-- begin DATA SUPPLIED --

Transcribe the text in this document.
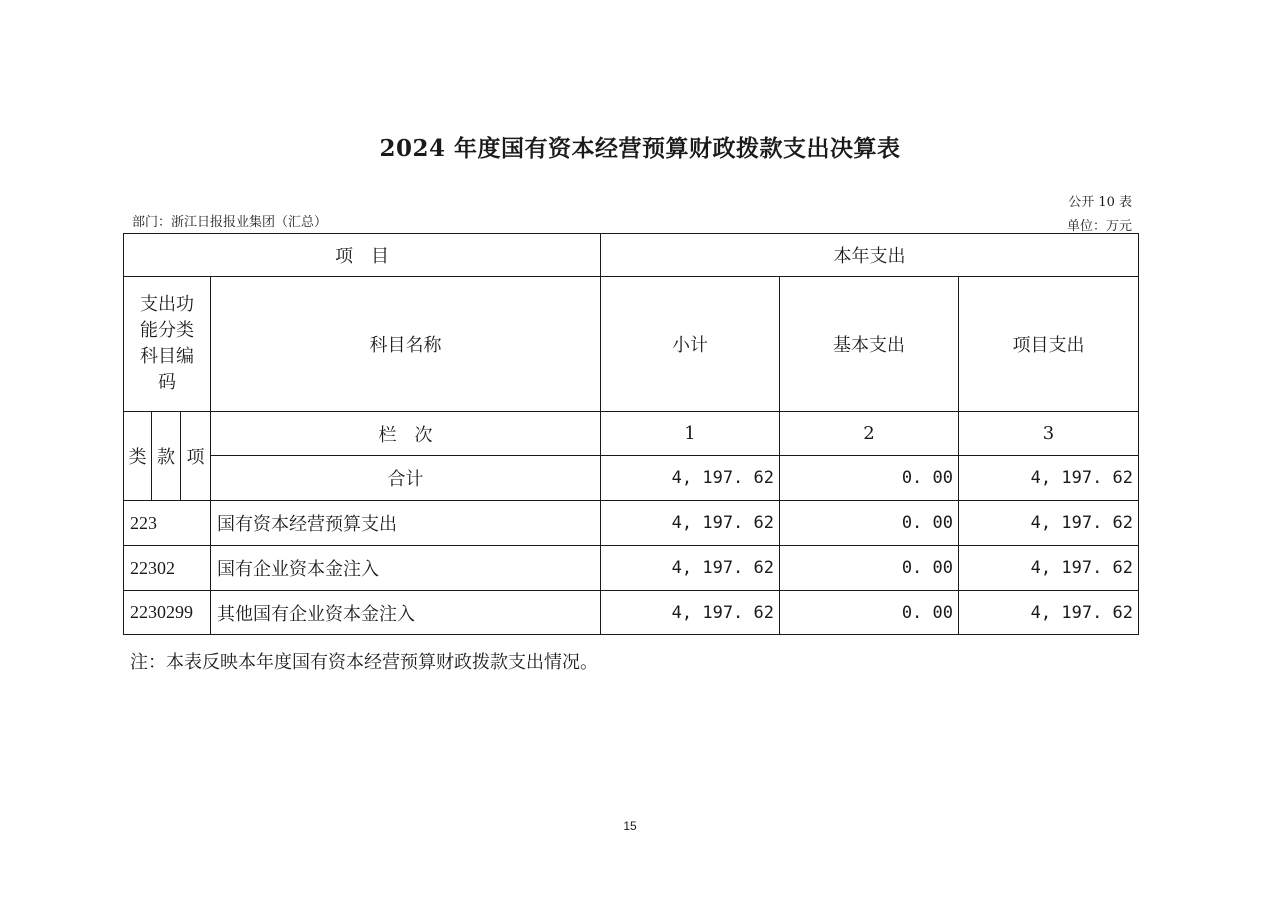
2024 年度国有资本经营预算财政拨款支出决算表
公开 10 表
部门：浙江日报报业集团（汇总）	单位：万元
项　目				本年支出		

支出功
能分类
科目编
码			科目名称	小计	基本支出	项目支出
类	款	项	栏　次	1	2	3
			合计	4, 197. 62	0. 00	4, 197. 62
223			国有资本经营预算支出	4, 197. 62	0. 00	4, 197. 62
22302			国有企业资本金注入	4, 197. 62	0. 00	4, 197. 62
2230299			其他国有企业资本金注入	4, 197. 62	0. 00	4, 197. 62
注：本表反映本年度国有资本经营预算财政拨款支出情况。
15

-- end DATA SUPPLIED --

▶ **AIM OF THE EXERCISE**: The records above need to be given again exactly. Omit the pictures.

▶ **RESULT**:
Transcribe the text in this document.
2024 年度国有资本经营预算财政拨款支出决算表
公开 10 表
部门：浙江日报报业集团（汇总）	单位：万元
项　目				本年支出		

支出功
能分类
科目编
码			科目名称	小计	基本支出	项目支出
类	款	项	栏　次	1	2	3
			合计	4, 197. 62	0. 00	4, 197. 62
223			国有资本经营预算支出	4, 197. 62	0. 00	4, 197. 62
22302			国有企业资本金注入	4, 197. 62	0. 00	4, 197. 62
2230299			其他国有企业资本金注入	4, 197. 62	0. 00	4, 197. 62
注：本表反映本年度国有资本经营预算财政拨款支出情况。
15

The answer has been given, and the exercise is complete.